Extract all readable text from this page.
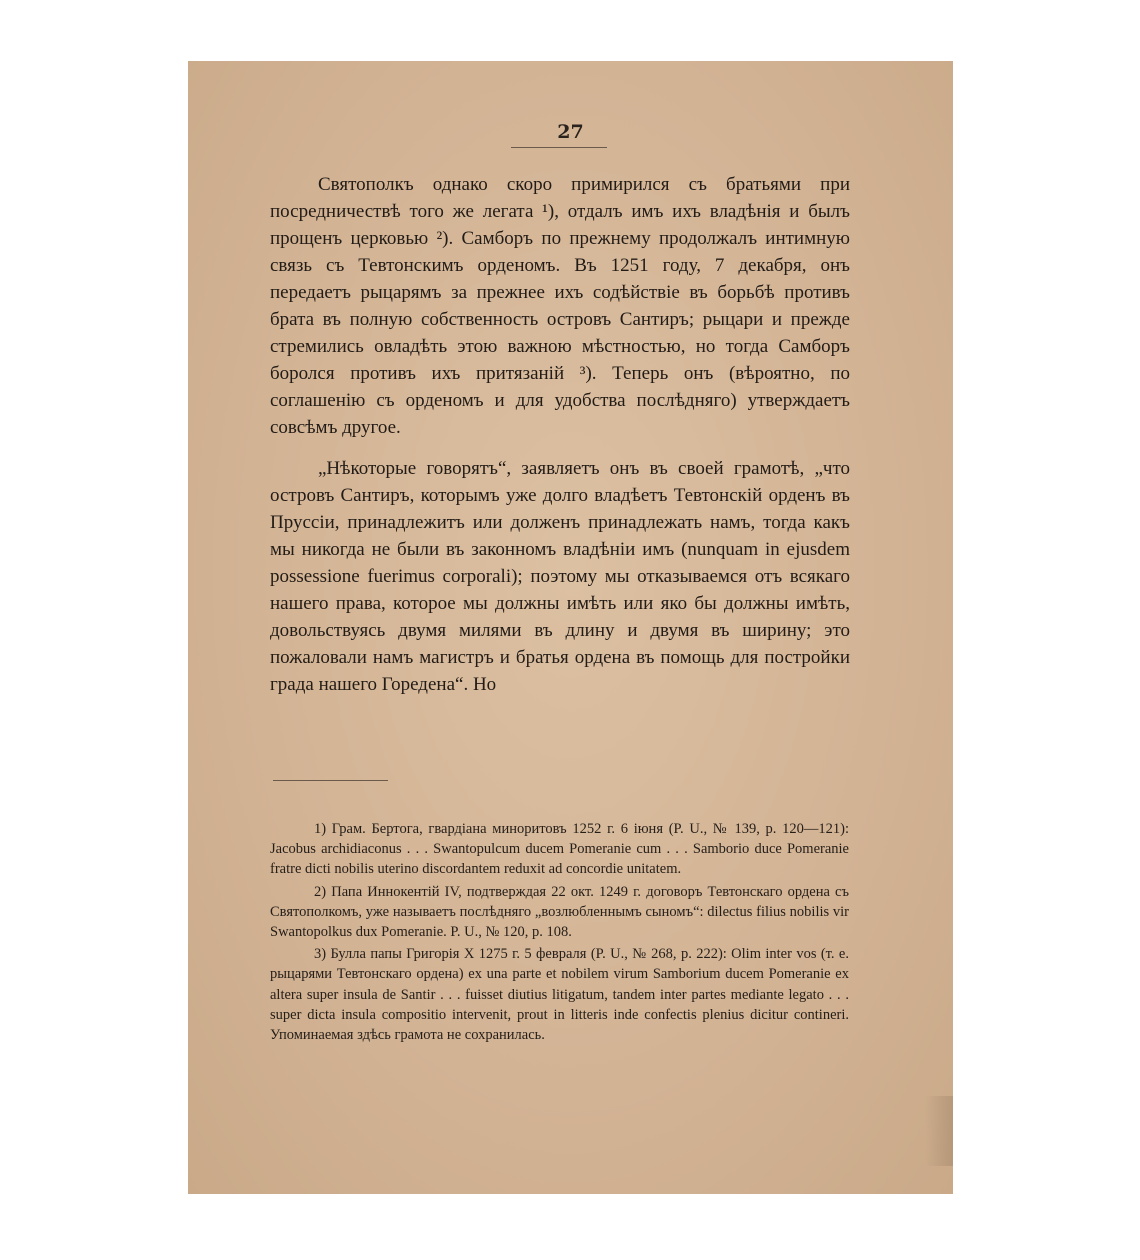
27

Святополкъ однако скоро примирился съ братьями при посредничествѣ того же легата ¹), отдалъ имъ ихъ владѣнія и былъ прощенъ церковью ²). Самборъ по прежнему продолжалъ интимную связь съ Тевтонскимъ орденомъ. Въ 1251 году, 7 декабря, онъ передаетъ рыцарямъ за прежнее ихъ содѣйствіе въ борьбѣ противъ брата въ полную собственность островъ Сантиръ; рыцари и прежде стремились овладѣть этою важною мѣстностью, но тогда Самборъ боролся противъ ихъ притязаній ³). Теперь онъ (вѣроятно, по соглашенію съ орденомъ и для удобства послѣдняго) утверждаетъ совсѣмъ другое.

„Нѣкоторые говорятъ“, заявляетъ онъ въ своей грамотѣ, „что островъ Сантиръ, которымъ уже долго владѣетъ Тевтонскій орденъ въ Пруссіи, принадлежитъ или долженъ принадлежать намъ, тогда какъ мы никогда не были въ законномъ владѣніи имъ (nunquam in ejusdem possessione fuerimus corporali); поэтому мы отказываемся отъ всякаго нашего права, которое мы должны имѣть или яко бы должны имѣть, довольствуясь двумя милями въ длину и двумя въ ширину; это пожаловали намъ магистръ и братья ордена въ помощь для постройки града нашего Горедена“. Но

1) Грам. Бертога, гвардіана миноритовъ 1252 г. 6 іюня (P. U., № 139, p. 120—121): Jacobus archidiaconus . . . Swantopulcum ducem Pomeranie cum . . . Samborio duce Pomeranie fratre dicti nobilis uterino discordantem reduxit ad concordie unitatem.

2) Папа Иннокентій IV, подтверждая 22 окт. 1249 г. договоръ Тевтонскаго ордена съ Святополкомъ, уже называетъ послѣдняго „возлюбленнымъ сыномъ“: dilectus filius nobilis vir Swantopolkus dux Pomeranie. P. U., № 120, p. 108.

3) Булла папы Григорія X 1275 г. 5 февраля (P. U., № 268, p. 222): Olim inter vos (т. е. рыцарями Тевтонскаго ордена) ex una parte et nobilem virum Samborium ducem Pomeranie ex altera super insula de Santir . . . fuisset diutius litigatum, tandem inter partes mediante legato . . . super dicta insula compositio intervenit, prout in litteris inde confectis plenius dicitur contineri. Упоминаемая здѣсь грамота не сохранилась.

========================

Output the records above exactly; leave out the pictures.

> _RESULT OF THIS TASK_:
Extract all readable text from this page.
27

Святополкъ однако скоро примирился съ братьями при посредничествѣ того же легата ¹), отдалъ имъ ихъ владѣнія и былъ прощенъ церковью ²). Самборъ по прежнему продолжалъ интимную связь съ Тевтонскимъ орденомъ. Въ 1251 году, 7 декабря, онъ передаетъ рыцарямъ за прежнее ихъ содѣйствіе въ борьбѣ противъ брата въ полную собственность островъ Сантиръ; рыцари и прежде стремились овладѣть этою важною мѣстностью, но тогда Самборъ боролся противъ ихъ притязаній ³). Теперь онъ (вѣроятно, по соглашенію съ орденомъ и для удобства послѣдняго) утверждаетъ совсѣмъ другое.

„Нѣкоторые говорятъ“, заявляетъ онъ въ своей грамотѣ, „что островъ Сантиръ, которымъ уже долго владѣетъ Тевтонскій орденъ въ Пруссіи, принадлежитъ или долженъ принадлежать намъ, тогда какъ мы никогда не были въ законномъ владѣніи имъ (nunquam in ejusdem possessione fuerimus corporali); поэтому мы отказываемся отъ всякаго нашего права, которое мы должны имѣть или яко бы должны имѣть, довольствуясь двумя милями въ длину и двумя въ ширину; это пожаловали намъ магистръ и братья ордена въ помощь для постройки града нашего Горедена“. Но

1) Грам. Бертога, гвардіана миноритовъ 1252 г. 6 іюня (P. U., № 139, p. 120—121): Jacobus archidiaconus . . . Swantopulcum ducem Pomeranie cum . . . Samborio duce Pomeranie fratre dicti nobilis uterino discordantem reduxit ad concordie unitatem.

2) Папа Иннокентій IV, подтверждая 22 окт. 1249 г. договоръ Тевтонскаго ордена съ Святополкомъ, уже называетъ послѣдняго „возлюбленнымъ сыномъ“: dilectus filius nobilis vir Swantopolkus dux Pomeranie. P. U., № 120, p. 108.

3) Булла папы Григорія X 1275 г. 5 февраля (P. U., № 268, p. 222): Olim inter vos (т. е. рыцарями Тевтонскаго ордена) ex una parte et nobilem virum Samborium ducem Pomeranie ex altera super insula de Santir . . . fuisset diutius litigatum, tandem inter partes mediante legato . . . super dicta insula compositio intervenit, prout in litteris inde confectis plenius dicitur contineri. Упоминаемая здѣсь грамота не сохранилась.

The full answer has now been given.